Aim:
Look through the records below and collect all lines that hold the string "Review".

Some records
◆ ◆ ◆ ◆ ◆ ◆ ◆

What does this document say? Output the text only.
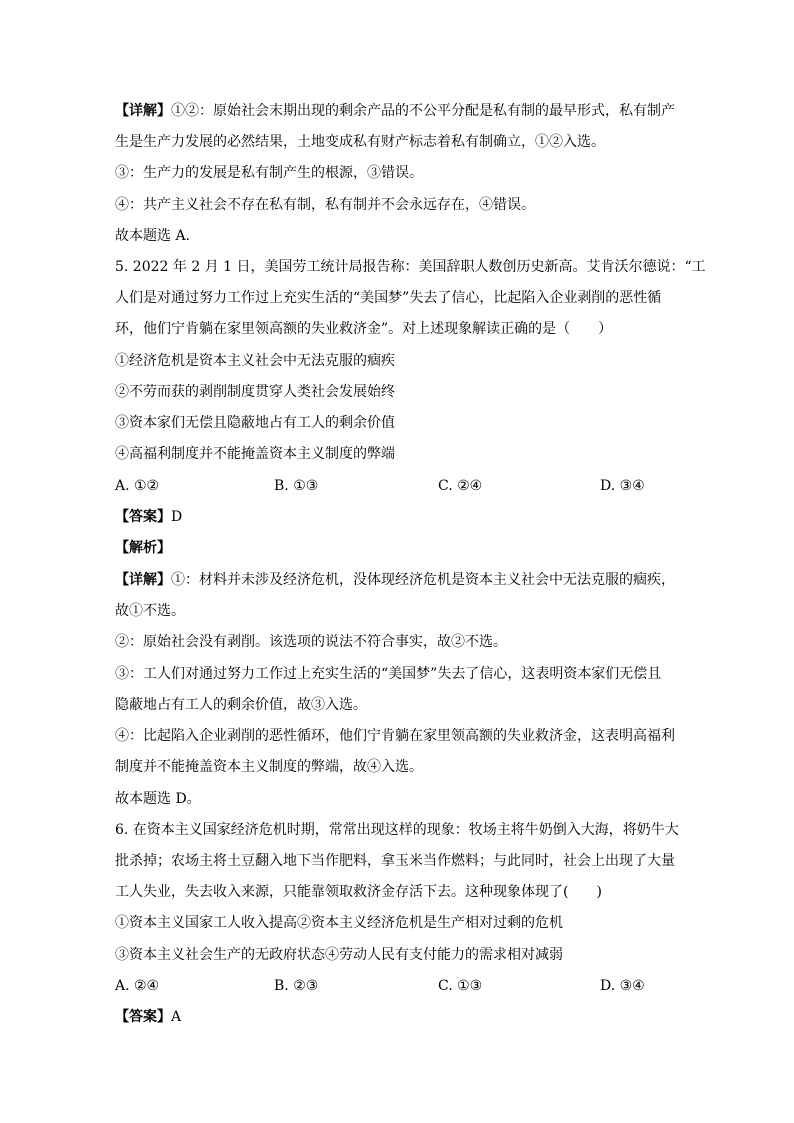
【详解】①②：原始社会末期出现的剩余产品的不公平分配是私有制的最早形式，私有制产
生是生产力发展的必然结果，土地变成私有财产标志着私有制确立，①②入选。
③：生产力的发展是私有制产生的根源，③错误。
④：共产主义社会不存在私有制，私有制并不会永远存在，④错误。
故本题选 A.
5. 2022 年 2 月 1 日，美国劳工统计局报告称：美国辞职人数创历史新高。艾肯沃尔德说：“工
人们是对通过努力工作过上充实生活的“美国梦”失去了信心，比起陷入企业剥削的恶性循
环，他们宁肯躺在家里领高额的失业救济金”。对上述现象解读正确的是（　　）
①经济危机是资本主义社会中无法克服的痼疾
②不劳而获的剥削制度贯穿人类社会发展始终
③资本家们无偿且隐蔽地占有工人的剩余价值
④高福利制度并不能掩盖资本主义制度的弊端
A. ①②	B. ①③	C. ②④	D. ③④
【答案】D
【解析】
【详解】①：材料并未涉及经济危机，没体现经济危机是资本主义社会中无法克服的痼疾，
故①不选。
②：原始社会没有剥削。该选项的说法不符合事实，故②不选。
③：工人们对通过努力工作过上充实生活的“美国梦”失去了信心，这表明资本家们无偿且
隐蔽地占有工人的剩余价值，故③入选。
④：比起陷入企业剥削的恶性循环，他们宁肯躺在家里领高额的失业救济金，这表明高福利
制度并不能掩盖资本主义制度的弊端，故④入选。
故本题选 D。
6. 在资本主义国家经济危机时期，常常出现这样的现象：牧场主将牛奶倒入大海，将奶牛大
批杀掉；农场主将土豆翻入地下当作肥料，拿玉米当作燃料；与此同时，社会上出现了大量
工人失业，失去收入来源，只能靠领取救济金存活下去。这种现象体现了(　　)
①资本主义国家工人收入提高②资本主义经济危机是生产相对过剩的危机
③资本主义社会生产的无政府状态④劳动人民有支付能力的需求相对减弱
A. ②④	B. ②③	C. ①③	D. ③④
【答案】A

◆ ◆ ◆ ◆ ◆ ◆ ◆

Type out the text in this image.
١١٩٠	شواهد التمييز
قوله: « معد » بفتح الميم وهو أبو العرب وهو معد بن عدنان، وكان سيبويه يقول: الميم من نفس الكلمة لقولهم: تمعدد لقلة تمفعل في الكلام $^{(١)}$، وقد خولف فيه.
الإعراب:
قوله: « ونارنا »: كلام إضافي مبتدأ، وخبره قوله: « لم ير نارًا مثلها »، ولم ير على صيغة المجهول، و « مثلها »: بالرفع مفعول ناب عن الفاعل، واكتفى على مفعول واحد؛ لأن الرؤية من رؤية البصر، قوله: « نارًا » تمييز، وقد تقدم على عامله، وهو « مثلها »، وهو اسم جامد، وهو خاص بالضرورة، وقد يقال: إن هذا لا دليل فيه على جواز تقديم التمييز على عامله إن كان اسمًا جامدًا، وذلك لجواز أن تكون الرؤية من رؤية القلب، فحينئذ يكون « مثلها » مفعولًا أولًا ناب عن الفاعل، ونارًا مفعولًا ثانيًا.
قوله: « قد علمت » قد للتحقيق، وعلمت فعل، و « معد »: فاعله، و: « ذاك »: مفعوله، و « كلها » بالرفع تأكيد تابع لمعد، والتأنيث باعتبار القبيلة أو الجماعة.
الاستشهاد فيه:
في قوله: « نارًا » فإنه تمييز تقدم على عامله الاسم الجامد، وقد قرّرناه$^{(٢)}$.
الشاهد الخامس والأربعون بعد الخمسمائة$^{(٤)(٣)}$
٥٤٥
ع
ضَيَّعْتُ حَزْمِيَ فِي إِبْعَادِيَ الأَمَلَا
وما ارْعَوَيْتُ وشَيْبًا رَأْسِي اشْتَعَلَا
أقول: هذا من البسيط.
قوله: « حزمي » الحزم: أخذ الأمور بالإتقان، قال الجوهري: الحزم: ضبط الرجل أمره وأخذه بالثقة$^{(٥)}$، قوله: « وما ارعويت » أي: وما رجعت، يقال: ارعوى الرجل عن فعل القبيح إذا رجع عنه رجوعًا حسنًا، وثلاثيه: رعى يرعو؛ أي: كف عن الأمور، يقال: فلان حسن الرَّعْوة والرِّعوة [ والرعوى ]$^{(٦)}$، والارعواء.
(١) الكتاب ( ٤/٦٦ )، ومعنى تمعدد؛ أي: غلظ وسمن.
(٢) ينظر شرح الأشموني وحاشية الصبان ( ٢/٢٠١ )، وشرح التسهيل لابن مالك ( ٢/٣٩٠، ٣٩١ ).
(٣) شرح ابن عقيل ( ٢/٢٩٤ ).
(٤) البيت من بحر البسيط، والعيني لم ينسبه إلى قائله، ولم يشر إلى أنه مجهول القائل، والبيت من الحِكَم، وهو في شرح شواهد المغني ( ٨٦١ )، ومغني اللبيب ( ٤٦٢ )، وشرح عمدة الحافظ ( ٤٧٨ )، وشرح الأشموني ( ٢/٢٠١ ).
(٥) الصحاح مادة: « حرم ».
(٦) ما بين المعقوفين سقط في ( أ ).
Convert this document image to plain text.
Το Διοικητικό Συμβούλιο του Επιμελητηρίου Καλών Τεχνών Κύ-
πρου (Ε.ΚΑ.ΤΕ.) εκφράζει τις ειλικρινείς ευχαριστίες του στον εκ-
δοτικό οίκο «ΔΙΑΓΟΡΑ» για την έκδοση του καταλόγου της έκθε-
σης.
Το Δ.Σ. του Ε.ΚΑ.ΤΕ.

◆ ◆ ◆ ◆ ◆ ◆ ◆

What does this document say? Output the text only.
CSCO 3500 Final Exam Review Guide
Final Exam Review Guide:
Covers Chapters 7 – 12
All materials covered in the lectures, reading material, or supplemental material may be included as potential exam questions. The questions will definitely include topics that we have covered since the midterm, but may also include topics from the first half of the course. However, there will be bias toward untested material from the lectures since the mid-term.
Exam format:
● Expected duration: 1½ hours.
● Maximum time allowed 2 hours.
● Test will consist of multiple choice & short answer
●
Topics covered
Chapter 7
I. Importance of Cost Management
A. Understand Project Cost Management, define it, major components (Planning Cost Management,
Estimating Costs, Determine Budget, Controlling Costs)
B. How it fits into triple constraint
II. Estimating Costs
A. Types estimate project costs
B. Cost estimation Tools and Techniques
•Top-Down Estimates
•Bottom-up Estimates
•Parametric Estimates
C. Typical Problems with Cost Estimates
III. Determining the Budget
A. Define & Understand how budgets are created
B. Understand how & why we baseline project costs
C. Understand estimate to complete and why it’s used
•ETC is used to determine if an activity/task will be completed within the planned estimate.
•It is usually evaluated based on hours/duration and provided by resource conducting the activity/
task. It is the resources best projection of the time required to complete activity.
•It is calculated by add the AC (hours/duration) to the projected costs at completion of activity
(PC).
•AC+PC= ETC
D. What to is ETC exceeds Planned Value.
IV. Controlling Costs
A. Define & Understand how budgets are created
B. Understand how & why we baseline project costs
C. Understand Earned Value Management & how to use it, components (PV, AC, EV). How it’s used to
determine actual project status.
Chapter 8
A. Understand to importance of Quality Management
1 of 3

◆ ◆ ◆ ◆ ◆ ◆ ◆

Exercise response:
CSCO 3500 Final Exam Review Guide
Final Exam Review Guide:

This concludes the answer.